[EXERCISE GOAL]
In the entries below, find the lines that contain the word "only" and copy them.

[GIVEN DATA]
──────────────────────────────

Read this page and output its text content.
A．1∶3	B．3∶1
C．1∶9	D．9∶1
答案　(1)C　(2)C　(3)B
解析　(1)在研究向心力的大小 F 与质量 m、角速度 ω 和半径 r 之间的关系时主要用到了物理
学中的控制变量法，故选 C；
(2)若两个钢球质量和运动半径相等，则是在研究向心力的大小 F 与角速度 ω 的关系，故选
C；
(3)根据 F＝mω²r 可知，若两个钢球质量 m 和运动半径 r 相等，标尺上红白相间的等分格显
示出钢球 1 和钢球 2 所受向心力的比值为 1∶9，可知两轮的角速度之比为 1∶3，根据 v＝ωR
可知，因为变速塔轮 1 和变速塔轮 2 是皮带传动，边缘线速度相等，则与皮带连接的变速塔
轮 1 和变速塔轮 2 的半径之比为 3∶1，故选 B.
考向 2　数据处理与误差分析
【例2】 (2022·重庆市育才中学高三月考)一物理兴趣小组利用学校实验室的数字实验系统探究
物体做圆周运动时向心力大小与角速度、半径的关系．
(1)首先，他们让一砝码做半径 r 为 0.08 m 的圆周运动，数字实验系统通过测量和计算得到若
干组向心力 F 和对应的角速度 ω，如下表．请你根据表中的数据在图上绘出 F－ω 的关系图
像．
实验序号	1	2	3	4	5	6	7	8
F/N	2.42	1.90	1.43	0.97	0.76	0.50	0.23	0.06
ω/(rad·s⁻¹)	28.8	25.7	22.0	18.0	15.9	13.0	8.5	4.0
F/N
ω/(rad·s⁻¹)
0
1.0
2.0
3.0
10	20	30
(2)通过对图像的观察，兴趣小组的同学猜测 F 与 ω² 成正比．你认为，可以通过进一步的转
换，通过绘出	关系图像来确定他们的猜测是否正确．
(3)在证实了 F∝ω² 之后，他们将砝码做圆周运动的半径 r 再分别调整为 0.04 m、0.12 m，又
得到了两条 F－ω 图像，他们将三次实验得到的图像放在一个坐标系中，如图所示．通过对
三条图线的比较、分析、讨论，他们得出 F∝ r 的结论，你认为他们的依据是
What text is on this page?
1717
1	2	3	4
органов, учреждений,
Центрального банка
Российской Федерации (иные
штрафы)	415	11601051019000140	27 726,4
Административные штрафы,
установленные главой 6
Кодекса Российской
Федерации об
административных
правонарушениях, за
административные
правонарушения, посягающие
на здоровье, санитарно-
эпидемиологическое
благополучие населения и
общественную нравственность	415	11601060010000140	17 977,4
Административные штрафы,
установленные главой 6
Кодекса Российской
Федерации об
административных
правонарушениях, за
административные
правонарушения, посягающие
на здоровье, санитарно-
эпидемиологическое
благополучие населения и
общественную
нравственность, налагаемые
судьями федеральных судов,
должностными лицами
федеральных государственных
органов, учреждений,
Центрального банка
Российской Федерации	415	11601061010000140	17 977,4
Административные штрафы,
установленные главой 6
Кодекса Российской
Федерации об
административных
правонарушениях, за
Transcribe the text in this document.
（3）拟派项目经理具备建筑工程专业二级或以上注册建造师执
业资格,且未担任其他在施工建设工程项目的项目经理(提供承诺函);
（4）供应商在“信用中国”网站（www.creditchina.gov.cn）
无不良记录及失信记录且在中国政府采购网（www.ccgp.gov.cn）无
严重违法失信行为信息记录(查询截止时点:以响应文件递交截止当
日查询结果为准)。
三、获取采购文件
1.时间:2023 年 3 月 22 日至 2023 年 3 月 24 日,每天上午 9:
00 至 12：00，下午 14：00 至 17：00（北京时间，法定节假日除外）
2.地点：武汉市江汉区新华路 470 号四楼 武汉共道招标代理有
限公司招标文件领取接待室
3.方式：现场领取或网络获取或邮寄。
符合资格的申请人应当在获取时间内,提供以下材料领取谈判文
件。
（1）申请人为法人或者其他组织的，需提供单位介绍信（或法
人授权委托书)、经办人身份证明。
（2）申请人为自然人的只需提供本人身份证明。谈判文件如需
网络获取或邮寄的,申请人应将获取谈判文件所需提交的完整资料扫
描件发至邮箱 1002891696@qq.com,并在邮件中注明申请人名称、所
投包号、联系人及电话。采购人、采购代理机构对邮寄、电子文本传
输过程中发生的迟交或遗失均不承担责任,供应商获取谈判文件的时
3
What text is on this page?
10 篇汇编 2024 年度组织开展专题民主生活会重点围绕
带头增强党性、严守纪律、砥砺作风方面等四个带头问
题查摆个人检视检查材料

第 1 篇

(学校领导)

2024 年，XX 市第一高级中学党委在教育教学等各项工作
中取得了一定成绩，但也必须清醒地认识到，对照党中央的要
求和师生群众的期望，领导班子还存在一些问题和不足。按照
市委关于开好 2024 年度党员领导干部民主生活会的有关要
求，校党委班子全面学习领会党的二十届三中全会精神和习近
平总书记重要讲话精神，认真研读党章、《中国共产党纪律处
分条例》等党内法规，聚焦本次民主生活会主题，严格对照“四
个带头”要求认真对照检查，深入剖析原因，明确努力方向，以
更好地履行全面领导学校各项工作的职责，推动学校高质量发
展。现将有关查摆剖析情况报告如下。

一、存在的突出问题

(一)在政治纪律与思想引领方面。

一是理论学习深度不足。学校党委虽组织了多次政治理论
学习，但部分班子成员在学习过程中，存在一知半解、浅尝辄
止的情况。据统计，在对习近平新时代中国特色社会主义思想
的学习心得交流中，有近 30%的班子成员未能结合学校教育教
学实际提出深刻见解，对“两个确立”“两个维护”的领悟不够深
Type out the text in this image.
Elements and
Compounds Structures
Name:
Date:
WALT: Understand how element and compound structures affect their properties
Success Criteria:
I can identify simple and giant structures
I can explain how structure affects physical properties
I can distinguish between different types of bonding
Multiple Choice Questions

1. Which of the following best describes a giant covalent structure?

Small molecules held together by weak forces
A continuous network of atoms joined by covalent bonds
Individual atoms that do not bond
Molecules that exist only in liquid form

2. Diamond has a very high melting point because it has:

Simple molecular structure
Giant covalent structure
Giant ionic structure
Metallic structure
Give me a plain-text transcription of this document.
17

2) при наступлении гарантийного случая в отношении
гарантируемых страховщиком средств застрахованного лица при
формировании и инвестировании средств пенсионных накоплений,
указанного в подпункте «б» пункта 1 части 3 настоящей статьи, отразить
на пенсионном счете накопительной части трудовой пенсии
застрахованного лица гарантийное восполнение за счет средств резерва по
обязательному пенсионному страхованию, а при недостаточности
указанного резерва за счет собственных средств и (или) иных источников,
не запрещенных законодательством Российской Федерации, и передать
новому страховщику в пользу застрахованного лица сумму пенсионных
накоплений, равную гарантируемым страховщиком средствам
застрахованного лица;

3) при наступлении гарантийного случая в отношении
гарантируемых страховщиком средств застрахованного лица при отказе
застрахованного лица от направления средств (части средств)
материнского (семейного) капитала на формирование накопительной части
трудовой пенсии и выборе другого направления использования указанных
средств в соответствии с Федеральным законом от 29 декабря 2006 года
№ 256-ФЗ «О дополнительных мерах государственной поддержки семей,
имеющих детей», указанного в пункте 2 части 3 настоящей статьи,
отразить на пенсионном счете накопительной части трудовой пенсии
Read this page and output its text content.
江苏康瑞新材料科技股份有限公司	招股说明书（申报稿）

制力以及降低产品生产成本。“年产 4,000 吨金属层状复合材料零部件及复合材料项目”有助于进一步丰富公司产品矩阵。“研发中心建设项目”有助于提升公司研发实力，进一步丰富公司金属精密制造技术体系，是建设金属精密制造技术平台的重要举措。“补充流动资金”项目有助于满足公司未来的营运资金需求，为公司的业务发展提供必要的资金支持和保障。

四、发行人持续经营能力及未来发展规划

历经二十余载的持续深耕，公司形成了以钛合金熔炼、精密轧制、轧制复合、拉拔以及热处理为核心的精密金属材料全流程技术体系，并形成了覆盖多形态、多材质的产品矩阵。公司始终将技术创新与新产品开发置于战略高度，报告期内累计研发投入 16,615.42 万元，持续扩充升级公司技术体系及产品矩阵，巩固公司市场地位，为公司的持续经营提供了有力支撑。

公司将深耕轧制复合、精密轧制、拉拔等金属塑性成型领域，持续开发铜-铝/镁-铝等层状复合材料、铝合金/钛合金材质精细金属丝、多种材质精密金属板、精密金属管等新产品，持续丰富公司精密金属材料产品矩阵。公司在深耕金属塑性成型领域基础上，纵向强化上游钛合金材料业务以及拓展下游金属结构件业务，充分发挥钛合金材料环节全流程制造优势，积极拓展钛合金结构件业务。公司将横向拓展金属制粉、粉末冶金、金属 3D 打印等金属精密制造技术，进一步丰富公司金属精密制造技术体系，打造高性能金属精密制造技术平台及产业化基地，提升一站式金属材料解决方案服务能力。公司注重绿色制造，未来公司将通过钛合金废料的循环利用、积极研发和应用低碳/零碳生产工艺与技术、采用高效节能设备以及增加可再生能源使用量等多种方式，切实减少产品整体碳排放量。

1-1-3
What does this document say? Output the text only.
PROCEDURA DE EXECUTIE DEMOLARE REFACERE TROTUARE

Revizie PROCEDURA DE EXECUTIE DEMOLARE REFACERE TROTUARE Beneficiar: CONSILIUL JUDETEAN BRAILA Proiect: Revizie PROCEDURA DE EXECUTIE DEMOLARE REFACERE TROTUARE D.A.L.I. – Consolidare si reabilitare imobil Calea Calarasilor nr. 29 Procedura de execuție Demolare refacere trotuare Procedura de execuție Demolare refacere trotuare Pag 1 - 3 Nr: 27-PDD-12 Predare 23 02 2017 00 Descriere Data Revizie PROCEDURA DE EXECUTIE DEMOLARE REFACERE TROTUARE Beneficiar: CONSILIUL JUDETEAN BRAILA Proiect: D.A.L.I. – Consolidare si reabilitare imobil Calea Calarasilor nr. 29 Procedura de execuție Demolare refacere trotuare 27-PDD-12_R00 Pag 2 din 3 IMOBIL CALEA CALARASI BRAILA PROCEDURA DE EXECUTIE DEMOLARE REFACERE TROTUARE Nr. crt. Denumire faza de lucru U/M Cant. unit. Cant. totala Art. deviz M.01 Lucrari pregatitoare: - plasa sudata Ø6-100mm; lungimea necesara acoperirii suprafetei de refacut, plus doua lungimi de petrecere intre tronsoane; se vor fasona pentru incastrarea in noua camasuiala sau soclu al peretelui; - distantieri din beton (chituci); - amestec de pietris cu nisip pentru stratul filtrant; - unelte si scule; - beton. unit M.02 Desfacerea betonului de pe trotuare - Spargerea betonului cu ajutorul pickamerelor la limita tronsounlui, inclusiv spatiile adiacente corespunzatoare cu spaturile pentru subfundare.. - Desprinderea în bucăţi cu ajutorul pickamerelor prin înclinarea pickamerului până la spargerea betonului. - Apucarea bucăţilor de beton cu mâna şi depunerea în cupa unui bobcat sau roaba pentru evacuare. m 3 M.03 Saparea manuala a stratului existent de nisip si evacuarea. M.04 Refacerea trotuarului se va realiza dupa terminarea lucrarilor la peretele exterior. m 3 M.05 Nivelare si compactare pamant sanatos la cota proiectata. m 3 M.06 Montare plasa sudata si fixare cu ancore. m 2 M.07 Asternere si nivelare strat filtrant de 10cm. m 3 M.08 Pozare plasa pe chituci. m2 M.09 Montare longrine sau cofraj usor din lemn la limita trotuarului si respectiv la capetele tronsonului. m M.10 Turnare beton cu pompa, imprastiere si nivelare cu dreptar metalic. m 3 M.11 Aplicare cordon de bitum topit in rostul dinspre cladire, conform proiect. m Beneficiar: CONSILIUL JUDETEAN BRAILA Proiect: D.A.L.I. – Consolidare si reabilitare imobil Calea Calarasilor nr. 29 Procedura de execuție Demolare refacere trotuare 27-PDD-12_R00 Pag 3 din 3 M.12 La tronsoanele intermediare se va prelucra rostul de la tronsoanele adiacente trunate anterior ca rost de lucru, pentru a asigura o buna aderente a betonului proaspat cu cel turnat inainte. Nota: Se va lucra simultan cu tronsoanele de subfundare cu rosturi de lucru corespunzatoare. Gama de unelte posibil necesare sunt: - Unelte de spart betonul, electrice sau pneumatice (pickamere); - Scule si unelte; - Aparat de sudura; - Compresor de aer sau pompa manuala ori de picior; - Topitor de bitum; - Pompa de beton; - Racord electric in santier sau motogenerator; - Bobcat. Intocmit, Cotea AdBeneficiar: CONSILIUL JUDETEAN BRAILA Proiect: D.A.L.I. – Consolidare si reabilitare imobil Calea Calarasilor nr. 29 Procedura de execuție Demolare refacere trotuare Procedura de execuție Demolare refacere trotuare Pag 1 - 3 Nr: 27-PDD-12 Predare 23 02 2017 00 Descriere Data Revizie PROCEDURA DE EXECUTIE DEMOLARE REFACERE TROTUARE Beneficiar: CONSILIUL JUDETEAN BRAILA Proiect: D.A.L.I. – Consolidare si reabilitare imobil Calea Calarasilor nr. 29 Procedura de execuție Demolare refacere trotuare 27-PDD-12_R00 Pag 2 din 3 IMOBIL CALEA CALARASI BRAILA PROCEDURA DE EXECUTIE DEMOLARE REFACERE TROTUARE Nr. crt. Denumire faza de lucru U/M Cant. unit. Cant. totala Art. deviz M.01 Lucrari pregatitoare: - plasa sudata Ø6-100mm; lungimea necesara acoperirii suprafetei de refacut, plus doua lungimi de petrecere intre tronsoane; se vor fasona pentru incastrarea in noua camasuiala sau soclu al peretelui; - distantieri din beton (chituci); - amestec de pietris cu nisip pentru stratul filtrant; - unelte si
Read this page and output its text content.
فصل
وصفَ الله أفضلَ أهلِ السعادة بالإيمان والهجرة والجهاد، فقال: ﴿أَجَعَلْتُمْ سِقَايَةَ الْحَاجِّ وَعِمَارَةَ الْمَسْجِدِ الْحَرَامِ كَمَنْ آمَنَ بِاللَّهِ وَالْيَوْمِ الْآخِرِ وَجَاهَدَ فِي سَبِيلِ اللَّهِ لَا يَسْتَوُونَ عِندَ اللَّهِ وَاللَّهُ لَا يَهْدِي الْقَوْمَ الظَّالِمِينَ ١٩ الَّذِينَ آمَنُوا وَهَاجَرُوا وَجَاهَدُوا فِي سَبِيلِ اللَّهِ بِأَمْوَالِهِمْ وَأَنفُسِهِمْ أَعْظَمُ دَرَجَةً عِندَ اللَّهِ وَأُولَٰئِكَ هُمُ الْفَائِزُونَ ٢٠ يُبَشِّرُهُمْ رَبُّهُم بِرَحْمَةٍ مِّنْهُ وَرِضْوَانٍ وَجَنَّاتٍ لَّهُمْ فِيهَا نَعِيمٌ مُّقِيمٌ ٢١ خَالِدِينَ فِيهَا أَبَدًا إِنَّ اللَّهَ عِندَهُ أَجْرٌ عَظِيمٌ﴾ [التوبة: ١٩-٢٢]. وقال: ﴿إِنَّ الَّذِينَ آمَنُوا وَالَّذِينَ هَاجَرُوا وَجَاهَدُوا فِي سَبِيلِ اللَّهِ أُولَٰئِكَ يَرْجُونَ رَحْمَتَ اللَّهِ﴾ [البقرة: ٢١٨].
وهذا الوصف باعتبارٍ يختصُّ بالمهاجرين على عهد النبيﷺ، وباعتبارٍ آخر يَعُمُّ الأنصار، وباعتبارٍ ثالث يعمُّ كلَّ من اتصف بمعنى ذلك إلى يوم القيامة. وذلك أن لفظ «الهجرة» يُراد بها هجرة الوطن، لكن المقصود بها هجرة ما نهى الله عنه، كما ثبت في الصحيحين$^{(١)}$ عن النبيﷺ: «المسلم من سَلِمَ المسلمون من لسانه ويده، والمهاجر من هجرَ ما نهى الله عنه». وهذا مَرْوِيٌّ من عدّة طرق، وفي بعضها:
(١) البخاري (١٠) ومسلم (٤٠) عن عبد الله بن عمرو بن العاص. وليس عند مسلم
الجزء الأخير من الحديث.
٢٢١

──────────────────────────────

[FINAL RESULT]
Molecules that exist only in liquid form
What does this document say? Output the text only.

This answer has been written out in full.